%%

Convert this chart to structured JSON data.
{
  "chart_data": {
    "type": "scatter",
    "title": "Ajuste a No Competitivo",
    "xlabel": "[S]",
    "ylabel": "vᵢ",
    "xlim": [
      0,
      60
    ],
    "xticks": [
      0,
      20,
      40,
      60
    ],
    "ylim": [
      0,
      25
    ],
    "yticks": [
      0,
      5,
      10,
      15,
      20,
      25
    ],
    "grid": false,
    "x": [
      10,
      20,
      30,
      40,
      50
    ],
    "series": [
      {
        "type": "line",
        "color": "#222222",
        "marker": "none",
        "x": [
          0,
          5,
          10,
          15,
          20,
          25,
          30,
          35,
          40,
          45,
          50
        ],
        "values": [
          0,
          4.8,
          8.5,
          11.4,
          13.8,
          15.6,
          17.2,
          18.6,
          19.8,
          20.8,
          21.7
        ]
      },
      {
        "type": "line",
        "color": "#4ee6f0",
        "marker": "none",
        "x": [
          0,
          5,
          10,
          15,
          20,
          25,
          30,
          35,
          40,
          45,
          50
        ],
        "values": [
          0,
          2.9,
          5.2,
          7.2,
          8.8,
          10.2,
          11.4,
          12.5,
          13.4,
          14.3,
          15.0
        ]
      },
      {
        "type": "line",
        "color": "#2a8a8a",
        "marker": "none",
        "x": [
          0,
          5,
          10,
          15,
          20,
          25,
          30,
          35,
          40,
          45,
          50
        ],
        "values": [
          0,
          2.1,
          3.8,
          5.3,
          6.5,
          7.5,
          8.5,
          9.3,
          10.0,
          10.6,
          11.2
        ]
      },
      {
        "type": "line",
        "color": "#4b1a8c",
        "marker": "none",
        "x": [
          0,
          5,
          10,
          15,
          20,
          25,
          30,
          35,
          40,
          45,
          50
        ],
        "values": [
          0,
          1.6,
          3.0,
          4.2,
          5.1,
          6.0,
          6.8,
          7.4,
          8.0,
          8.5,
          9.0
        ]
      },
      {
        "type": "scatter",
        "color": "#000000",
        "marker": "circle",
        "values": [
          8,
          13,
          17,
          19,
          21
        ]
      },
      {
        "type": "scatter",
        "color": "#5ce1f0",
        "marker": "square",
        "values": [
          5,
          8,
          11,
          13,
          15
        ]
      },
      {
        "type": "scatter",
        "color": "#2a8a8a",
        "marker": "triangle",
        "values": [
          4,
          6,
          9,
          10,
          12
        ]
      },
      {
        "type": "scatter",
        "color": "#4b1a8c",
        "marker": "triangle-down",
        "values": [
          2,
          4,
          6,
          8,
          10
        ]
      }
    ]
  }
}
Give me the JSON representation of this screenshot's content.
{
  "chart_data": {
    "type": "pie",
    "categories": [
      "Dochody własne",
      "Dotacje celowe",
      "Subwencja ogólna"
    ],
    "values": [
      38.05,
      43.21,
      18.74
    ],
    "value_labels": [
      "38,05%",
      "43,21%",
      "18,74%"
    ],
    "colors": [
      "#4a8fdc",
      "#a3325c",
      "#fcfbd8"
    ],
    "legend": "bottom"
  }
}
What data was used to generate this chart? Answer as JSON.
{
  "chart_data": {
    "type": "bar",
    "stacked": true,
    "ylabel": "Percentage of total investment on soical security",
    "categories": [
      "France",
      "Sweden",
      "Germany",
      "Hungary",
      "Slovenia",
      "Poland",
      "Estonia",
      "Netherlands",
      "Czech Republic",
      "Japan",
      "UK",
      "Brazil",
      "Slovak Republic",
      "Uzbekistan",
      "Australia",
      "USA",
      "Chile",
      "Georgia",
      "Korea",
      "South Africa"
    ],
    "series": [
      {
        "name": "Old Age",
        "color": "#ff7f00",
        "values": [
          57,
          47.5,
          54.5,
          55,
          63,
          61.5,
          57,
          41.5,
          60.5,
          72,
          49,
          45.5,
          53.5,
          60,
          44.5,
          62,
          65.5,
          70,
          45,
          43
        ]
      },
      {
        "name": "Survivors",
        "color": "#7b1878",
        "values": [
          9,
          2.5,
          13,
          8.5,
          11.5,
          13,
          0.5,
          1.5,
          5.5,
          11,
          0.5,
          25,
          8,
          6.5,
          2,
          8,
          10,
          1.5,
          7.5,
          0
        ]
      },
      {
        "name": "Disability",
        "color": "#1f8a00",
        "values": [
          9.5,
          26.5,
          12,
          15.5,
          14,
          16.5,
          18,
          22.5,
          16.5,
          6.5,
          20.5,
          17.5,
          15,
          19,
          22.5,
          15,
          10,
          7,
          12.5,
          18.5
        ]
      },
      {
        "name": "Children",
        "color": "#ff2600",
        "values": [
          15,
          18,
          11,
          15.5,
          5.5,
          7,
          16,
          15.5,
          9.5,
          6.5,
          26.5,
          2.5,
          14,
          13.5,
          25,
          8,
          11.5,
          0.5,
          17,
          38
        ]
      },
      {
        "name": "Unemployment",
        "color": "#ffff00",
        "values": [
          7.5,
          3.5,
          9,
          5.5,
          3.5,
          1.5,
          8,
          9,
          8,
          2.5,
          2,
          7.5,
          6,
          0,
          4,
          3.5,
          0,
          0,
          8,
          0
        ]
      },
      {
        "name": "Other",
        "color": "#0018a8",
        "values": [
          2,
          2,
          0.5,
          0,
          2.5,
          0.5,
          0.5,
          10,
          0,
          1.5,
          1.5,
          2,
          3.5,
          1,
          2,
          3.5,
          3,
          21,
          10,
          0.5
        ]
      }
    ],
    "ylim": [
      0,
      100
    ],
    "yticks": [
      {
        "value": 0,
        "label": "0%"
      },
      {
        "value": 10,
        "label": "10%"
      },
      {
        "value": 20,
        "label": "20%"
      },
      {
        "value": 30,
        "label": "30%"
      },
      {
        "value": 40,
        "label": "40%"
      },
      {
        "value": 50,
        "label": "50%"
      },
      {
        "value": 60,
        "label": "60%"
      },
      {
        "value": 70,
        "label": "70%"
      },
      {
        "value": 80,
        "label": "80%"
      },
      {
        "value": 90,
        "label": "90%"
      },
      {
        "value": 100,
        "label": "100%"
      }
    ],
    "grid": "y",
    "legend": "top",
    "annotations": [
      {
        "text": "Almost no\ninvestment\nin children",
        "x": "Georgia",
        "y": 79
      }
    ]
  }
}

%%

**Exercise task:**
Please repeat the listing above in full and exactly.

**Finished answer:**
Convert this chart to structured JSON data.
{
  "chart_data": {
    "type": "scatter",
    "title": "Ajuste a No Competitivo",
    "xlabel": "[S]",
    "ylabel": "vᵢ",
    "xlim": [
      0,
      60
    ],
    "xticks": [
      0,
      20,
      40,
      60
    ],
    "ylim": [
      0,
      25
    ],
    "yticks": [
      0,
      5,
      10,
      15,
      20,
      25
    ],
    "grid": false,
    "x": [
      10,
      20,
      30,
      40,
      50
    ],
    "series": [
      {
        "type": "line",
        "color": "#222222",
        "marker": "none",
        "x": [
          0,
          5,
          10,
          15,
          20,
          25,
          30,
          35,
          40,
          45,
          50
        ],
        "values": [
          0,
          4.8,
          8.5,
          11.4,
          13.8,
          15.6,
          17.2,
          18.6,
          19.8,
          20.8,
          21.7
        ]
      },
      {
        "type": "line",
        "color": "#4ee6f0",
        "marker": "none",
        "x": [
          0,
          5,
          10,
          15,
          20,
          25,
          30,
          35,
          40,
          45,
          50
        ],
        "values": [
          0,
          2.9,
          5.2,
          7.2,
          8.8,
          10.2,
          11.4,
          12.5,
          13.4,
          14.3,
          15.0
        ]
      },
      {
        "type": "line",
        "color": "#2a8a8a",
        "marker": "none",
        "x": [
          0,
          5,
          10,
          15,
          20,
          25,
          30,
          35,
          40,
          45,
          50
        ],
        "values": [
          0,
          2.1,
          3.8,
          5.3,
          6.5,
          7.5,
          8.5,
          9.3,
          10.0,
          10.6,
          11.2
        ]
      },
      {
        "type": "line",
        "color": "#4b1a8c",
        "marker": "none",
        "x": [
          0,
          5,
          10,
          15,
          20,
          25,
          30,
          35,
          40,
          45,
          50
        ],
        "values": [
          0,
          1.6,
          3.0,
          4.2,
          5.1,
          6.0,
          6.8,
          7.4,
          8.0,
          8.5,
          9.0
        ]
      },
      {
        "type": "scatter",
        "color": "#000000",
        "marker": "circle",
        "values": [
          8,
          13,
          17,
          19,
          21
        ]
      },
      {
        "type": "scatter",
        "color": "#5ce1f0",
        "marker": "square",
        "values": [
          5,
          8,
          11,
          13,
          15
        ]
      },
      {
        "type": "scatter",
        "color": "#2a8a8a",
        "marker": "triangle",
        "values": [
          4,
          6,
          9,
          10,
          12
        ]
      },
      {
        "type": "scatter",
        "color": "#4b1a8c",
        "marker": "triangle-down",
        "values": [
          2,
          4,
          6,
          8,
          10
        ]
      }
    ]
  }
}
Give me the JSON representation of this screenshot's content.
{
  "chart_data": {
    "type": "pie",
    "categories": [
      "Dochody własne",
      "Dotacje celowe",
      "Subwencja ogólna"
    ],
    "values": [
      38.05,
      43.21,
      18.74
    ],
    "value_labels": [
      "38,05%",
      "43,21%",
      "18,74%"
    ],
    "colors": [
      "#4a8fdc",
      "#a3325c",
      "#fcfbd8"
    ],
    "legend": "bottom"
  }
}
What data was used to generate this chart? Answer as JSON.
{
  "chart_data": {
    "type": "bar",
    "stacked": true,
    "ylabel": "Percentage of total investment on soical security",
    "categories": [
      "France",
      "Sweden",
      "Germany",
      "Hungary",
      "Slovenia",
      "Poland",
      "Estonia",
      "Netherlands",
      "Czech Republic",
      "Japan",
      "UK",
      "Brazil",
      "Slovak Republic",
      "Uzbekistan",
      "Australia",
      "USA",
      "Chile",
      "Georgia",
      "Korea",
      "South Africa"
    ],
    "series": [
      {
        "name": "Old Age",
        "color": "#ff7f00",
        "values": [
          57,
          47.5,
          54.5,
          55,
          63,
          61.5,
          57,
          41.5,
          60.5,
          72,
          49,
          45.5,
          53.5,
          60,
          44.5,
          62,
          65.5,
          70,
          45,
          43
        ]
      },
      {
        "name": "Survivors",
        "color": "#7b1878",
        "values": [
          9,
          2.5,
          13,
          8.5,
          11.5,
          13,
          0.5,
          1.5,
          5.5,
          11,
          0.5,
          25,
          8,
          6.5,
          2,
          8,
          10,
          1.5,
          7.5,
          0
        ]
      },
      {
        "name": "Disability",
        "color": "#1f8a00",
        "values": [
          9.5,
          26.5,
          12,
          15.5,
          14,
          16.5,
          18,
          22.5,
          16.5,
          6.5,
          20.5,
          17.5,
          15,
          19,
          22.5,
          15,
          10,
          7,
          12.5,
          18.5
        ]
      },
      {
        "name": "Children",
        "color": "#ff2600",
        "values": [
          15,
          18,
          11,
          15.5,
          5.5,
          7,
          16,
          15.5,
          9.5,
          6.5,
          26.5,
          2.5,
          14,
          13.5,
          25,
          8,
          11.5,
          0.5,
          17,
          38
        ]
      },
      {
        "name": "Unemployment",
        "color": "#ffff00",
        "values": [
          7.5,
          3.5,
          9,
          5.5,
          3.5,
          1.5,
          8,
          9,
          8,
          2.5,
          2,
          7.5,
          6,
          0,
          4,
          3.5,
          0,
          0,
          8,
          0
        ]
      },
      {
        "name": "Other",
        "color": "#0018a8",
        "values": [
          2,
          2,
          0.5,
          0,
          2.5,
          0.5,
          0.5,
          10,
          0,
          1.5,
          1.5,
          2,
          3.5,
          1,
          2,
          3.5,
          3,
          21,
          10,
          0.5
        ]
      }
    ],
    "ylim": [
      0,
      100
    ],
    "yticks": [
      {
        "value": 0,
        "label": "0%"
      },
      {
        "value": 10,
        "label": "10%"
      },
      {
        "value": 20,
        "label": "20%"
      },
      {
        "value": 30,
        "label": "30%"
      },
      {
        "value": 40,
        "label": "40%"
      },
      {
        "value": 50,
        "label": "50%"
      },
      {
        "value": 60,
        "label": "60%"
      },
      {
        "value": 70,
        "label": "70%"
      },
      {
        "value": 80,
        "label": "80%"
      },
      {
        "value": 90,
        "label": "90%"
      },
      {
        "value": 100,
        "label": "100%"
      }
    ],
    "grid": "y",
    "legend": "top",
    "annotations": [
      {
        "text": "Almost no\ninvestment\nin children",
        "x": "Georgia",
        "y": 79
      }
    ]
  }
}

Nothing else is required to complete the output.